• [Listing]:

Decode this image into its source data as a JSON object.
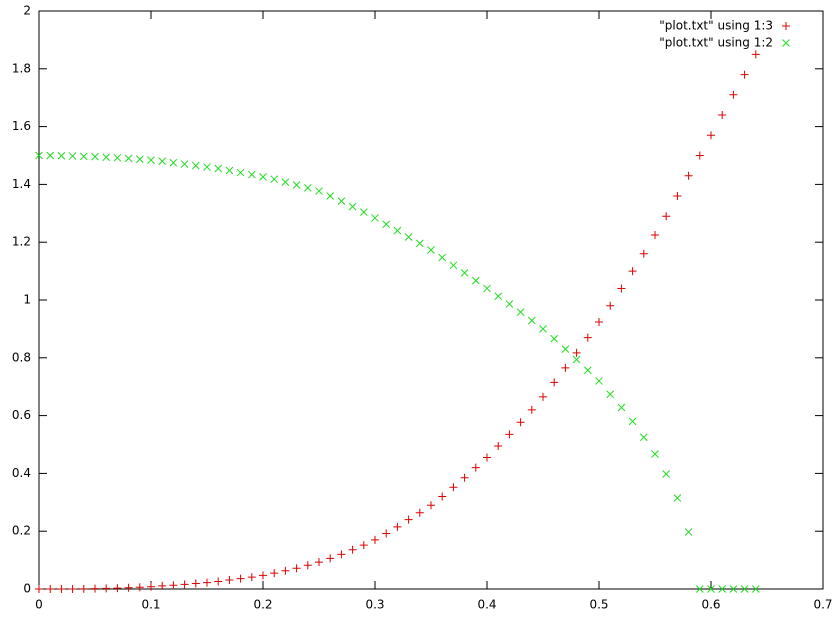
{
  "chart_data": {
    "type": "scatter",
    "x": [
      0,
      0.01,
      0.02,
      0.03,
      0.04,
      0.05,
      0.06,
      0.07,
      0.08,
      0.09,
      0.1,
      0.11,
      0.12,
      0.13,
      0.14,
      0.15,
      0.16,
      0.17,
      0.18,
      0.19,
      0.2,
      0.21,
      0.22,
      0.23,
      0.24,
      0.25,
      0.26,
      0.27,
      0.28,
      0.29,
      0.3,
      0.31,
      0.32,
      0.33,
      0.34,
      0.35,
      0.36,
      0.37,
      0.38,
      0.39,
      0.4,
      0.41,
      0.42,
      0.43,
      0.44,
      0.45,
      0.46,
      0.47,
      0.48,
      0.49,
      0.5,
      0.51,
      0.52,
      0.53,
      0.54,
      0.55,
      0.56,
      0.57,
      0.58,
      0.59,
      0.6,
      0.61,
      0.62,
      0.63,
      0.64
    ],
    "series": [
      {
        "name": "\"plot.txt\" using 1:3",
        "color": "#dd0000",
        "marker": "plus",
        "values": [
          0,
          0,
          0,
          0.0002,
          0.0006,
          0.0012,
          0.002,
          0.003,
          0.0045,
          0.006,
          0.008,
          0.011,
          0.013,
          0.016,
          0.019,
          0.022,
          0.026,
          0.031,
          0.036,
          0.041,
          0.047,
          0.055,
          0.063,
          0.072,
          0.082,
          0.093,
          0.106,
          0.12,
          0.136,
          0.152,
          0.17,
          0.192,
          0.215,
          0.24,
          0.264,
          0.29,
          0.32,
          0.352,
          0.385,
          0.42,
          0.455,
          0.495,
          0.535,
          0.577,
          0.62,
          0.665,
          0.715,
          0.765,
          0.817,
          0.87,
          0.924,
          0.98,
          1.04,
          1.1,
          1.16,
          1.225,
          1.29,
          1.36,
          1.43,
          1.5,
          1.57,
          1.64,
          1.71,
          1.78,
          1.85
        ]
      },
      {
        "name": "\"plot.txt\" using 1:2",
        "color": "#22dd22",
        "marker": "cross",
        "values": [
          1.5,
          1.5,
          1.499,
          1.498,
          1.497,
          1.496,
          1.494,
          1.492,
          1.49,
          1.487,
          1.484,
          1.48,
          1.475,
          1.47,
          1.465,
          1.46,
          1.455,
          1.448,
          1.441,
          1.434,
          1.426,
          1.418,
          1.408,
          1.398,
          1.388,
          1.377,
          1.36,
          1.342,
          1.323,
          1.304,
          1.284,
          1.262,
          1.24,
          1.218,
          1.196,
          1.173,
          1.147,
          1.12,
          1.094,
          1.067,
          1.04,
          1.013,
          0.986,
          0.958,
          0.929,
          0.9,
          0.866,
          0.83,
          0.794,
          0.757,
          0.72,
          0.674,
          0.628,
          0.58,
          0.525,
          0.467,
          0.398,
          0.315,
          0.197,
          0,
          0,
          0,
          0,
          0,
          0
        ]
      }
    ],
    "xlim": [
      0,
      0.7
    ],
    "xticks": [
      0,
      0.1,
      0.2,
      0.3,
      0.4,
      0.5,
      0.6,
      0.7
    ],
    "ylim": [
      0,
      2
    ],
    "yticks": [
      0,
      0.2,
      0.4,
      0.6,
      0.8,
      1,
      1.2,
      1.4,
      1.6,
      1.8,
      2
    ],
    "grid": false,
    "legend": "top-right"
  }
}
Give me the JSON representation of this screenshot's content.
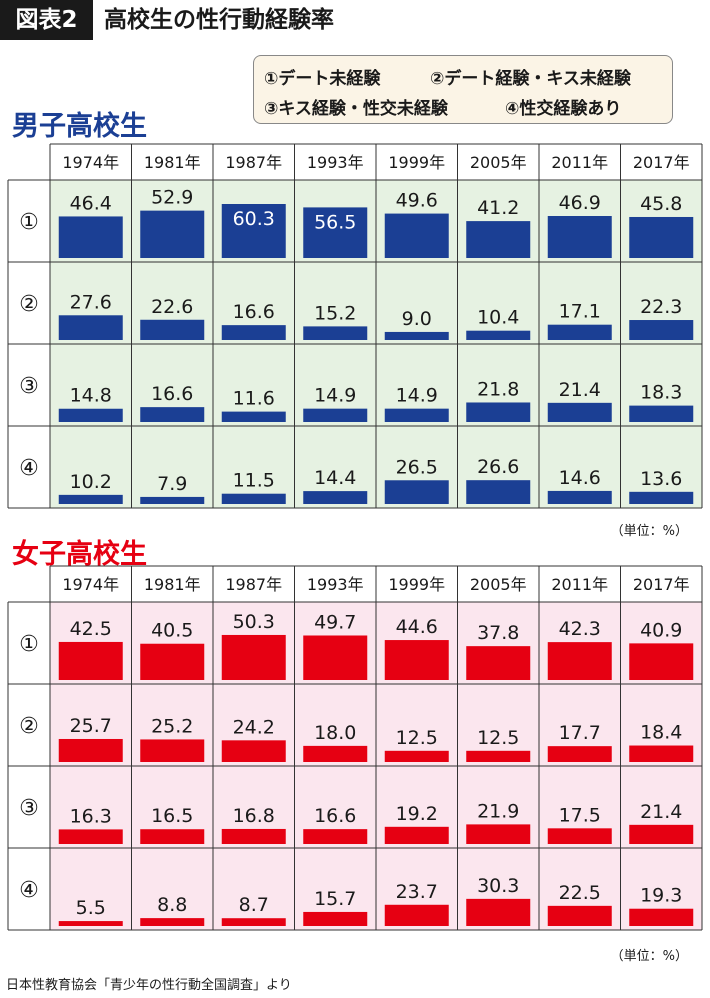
{
  "header": {
    "tag": "図表2",
    "title": "高校生の性行動経験率"
  },
  "legend": [
    "①デート未経験",
    "②デート経験・キス未経験",
    "③キス経験・性交未経験",
    "④性交経験あり"
  ],
  "row_markers": [
    "①",
    "②",
    "③",
    "④"
  ],
  "unit": "（単位：%）",
  "source": "日本性教育協会「青少年の性行動全国調査」より",
  "colors": {
    "male_bar": "#1b3f94",
    "male_bg": "#e6f2e2",
    "male_title": "#1b3f94",
    "female_bar": "#e60012",
    "female_bg": "#fbe6ee",
    "female_title": "#e60012"
  },
  "chart_data": [
    {
      "type": "bar",
      "title": "男子高校生",
      "categories": [
        "1974年",
        "1981年",
        "1987年",
        "1993年",
        "1999年",
        "2005年",
        "2011年",
        "2017年"
      ],
      "series": [
        {
          "name": "①",
          "values": [
            46.4,
            52.9,
            60.3,
            56.5,
            49.6,
            41.2,
            46.9,
            45.8
          ]
        },
        {
          "name": "②",
          "values": [
            27.6,
            22.6,
            16.6,
            15.2,
            9.0,
            10.4,
            17.1,
            22.3
          ]
        },
        {
          "name": "③",
          "values": [
            14.8,
            16.6,
            11.6,
            14.9,
            14.9,
            21.8,
            21.4,
            18.3
          ]
        },
        {
          "name": "④",
          "values": [
            10.2,
            7.9,
            11.5,
            14.4,
            26.5,
            26.6,
            14.6,
            13.6
          ]
        }
      ],
      "labels": [
        [
          "46.4",
          "52.9",
          "60.3",
          "56.5",
          "49.6",
          "41.2",
          "46.9",
          "45.8"
        ],
        [
          "27.6",
          "22.6",
          "16.6",
          "15.2",
          "9.0",
          "10.4",
          "17.1",
          "22.3"
        ],
        [
          "14.8",
          "16.6",
          "11.6",
          "14.9",
          "14.9",
          "21.8",
          "21.4",
          "18.3"
        ],
        [
          "10.2",
          "7.9",
          "11.5",
          "14.4",
          "26.5",
          "26.6",
          "14.6",
          "13.6"
        ]
      ],
      "ylim": [
        0,
        60.3
      ],
      "grid": true
    },
    {
      "type": "bar",
      "title": "女子高校生",
      "categories": [
        "1974年",
        "1981年",
        "1987年",
        "1993年",
        "1999年",
        "2005年",
        "2011年",
        "2017年"
      ],
      "series": [
        {
          "name": "①",
          "values": [
            42.5,
            40.5,
            50.3,
            49.7,
            44.6,
            37.8,
            42.3,
            40.9
          ]
        },
        {
          "name": "②",
          "values": [
            25.7,
            25.2,
            24.2,
            18.0,
            12.5,
            12.5,
            17.7,
            18.4
          ]
        },
        {
          "name": "③",
          "values": [
            16.3,
            16.5,
            16.8,
            16.6,
            19.2,
            21.9,
            17.5,
            21.4
          ]
        },
        {
          "name": "④",
          "values": [
            5.5,
            8.8,
            8.7,
            15.7,
            23.7,
            30.3,
            22.5,
            19.3
          ]
        }
      ],
      "labels": [
        [
          "42.5",
          "40.5",
          "50.3",
          "49.7",
          "44.6",
          "37.8",
          "42.3",
          "40.9"
        ],
        [
          "25.7",
          "25.2",
          "24.2",
          "18.0",
          "12.5",
          "12.5",
          "17.7",
          "18.4"
        ],
        [
          "16.3",
          "16.5",
          "16.8",
          "16.6",
          "19.2",
          "21.9",
          "17.5",
          "21.4"
        ],
        [
          "5.5",
          "8.8",
          "8.7",
          "15.7",
          "23.7",
          "30.3",
          "22.5",
          "19.3"
        ]
      ],
      "ylim": [
        0,
        60.3
      ],
      "grid": true
    }
  ]
}
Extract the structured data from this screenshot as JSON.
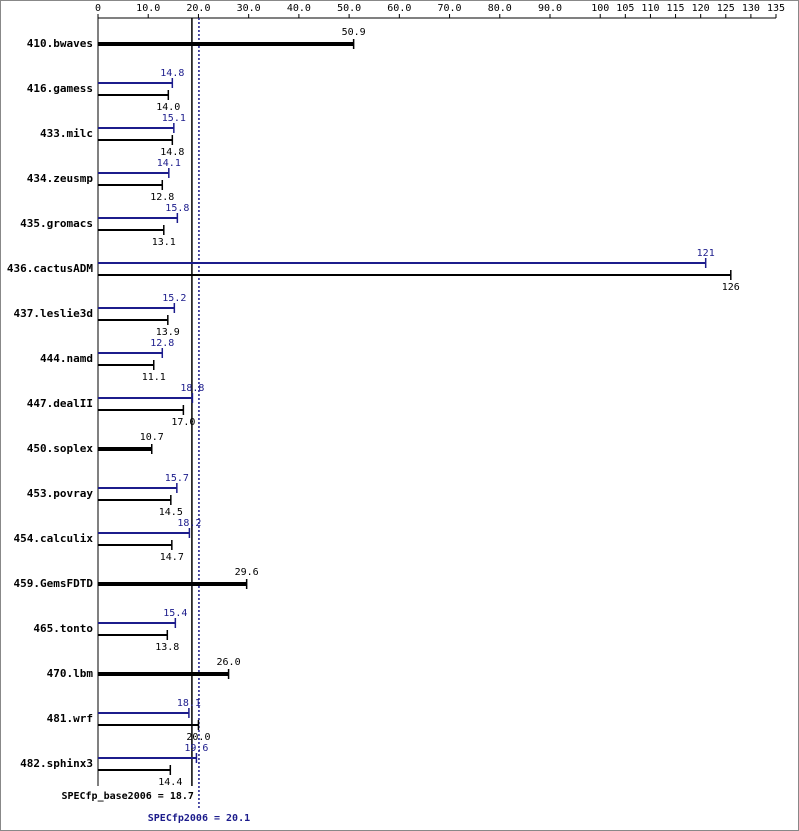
{
  "chart_data": {
    "type": "bar",
    "categories": [
      "410.bwaves",
      "416.gamess",
      "433.milc",
      "434.zeusmp",
      "435.gromacs",
      "436.cactusADM",
      "437.leslie3d",
      "444.namd",
      "447.dealII",
      "450.soplex",
      "453.povray",
      "454.calculix",
      "459.GemsFDTD",
      "465.tonto",
      "470.lbm",
      "481.wrf",
      "482.sphinx3"
    ],
    "series": [
      {
        "color": "#1c1c8c",
        "values": [
          null,
          14.8,
          15.1,
          14.1,
          15.8,
          121,
          15.2,
          12.8,
          18.8,
          null,
          15.7,
          18.2,
          null,
          15.4,
          null,
          18.1,
          19.6
        ],
        "value_labels": [
          null,
          "14.8",
          "15.1",
          "14.1",
          "15.8",
          "121",
          "15.2",
          "12.8",
          "18.8",
          null,
          "15.7",
          "18.2",
          null,
          "15.4",
          null,
          "18.1",
          "19.6"
        ]
      },
      {
        "color": "#000000",
        "values": [
          50.9,
          14.0,
          14.8,
          12.8,
          13.1,
          126,
          13.9,
          11.1,
          17.0,
          10.7,
          14.5,
          14.7,
          29.6,
          13.8,
          26.0,
          20.0,
          14.4
        ],
        "value_labels": [
          "50.9",
          "14.0",
          "14.8",
          "12.8",
          "13.1",
          "126",
          "13.9",
          "11.1",
          "17.0",
          "10.7",
          "14.5",
          "14.7",
          "29.6",
          "13.8",
          "26.0",
          "20.0",
          "14.4"
        ]
      }
    ],
    "xlim": [
      0,
      135
    ],
    "xticks": [
      0,
      {
        "value": 10,
        "label": "10.0"
      },
      {
        "value": 20,
        "label": "20.0"
      },
      {
        "value": 30,
        "label": "30.0"
      },
      {
        "value": 40,
        "label": "40.0"
      },
      {
        "value": 50,
        "label": "50.0"
      },
      {
        "value": 60,
        "label": "60.0"
      },
      {
        "value": 70,
        "label": "70.0"
      },
      {
        "value": 80,
        "label": "80.0"
      },
      {
        "value": 90,
        "label": "90.0"
      },
      100,
      105,
      110,
      115,
      120,
      125,
      130,
      135
    ],
    "reference_lines": [
      {
        "label": "SPECfp_base2006 = 18.7",
        "value": 18.7,
        "color": "#000000"
      },
      {
        "label": "SPECfp2006 = 20.1",
        "value": 20.1,
        "color": "#1c1c8c"
      }
    ]
  }
}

• [Directions for this task]:
Using the entries above, return each line in which the word "source" occurs.

• [Task solution]:
Decode this image into its source data as a JSON object.
  "source": "日本性教育協会「青少年の性行動全国調査」より",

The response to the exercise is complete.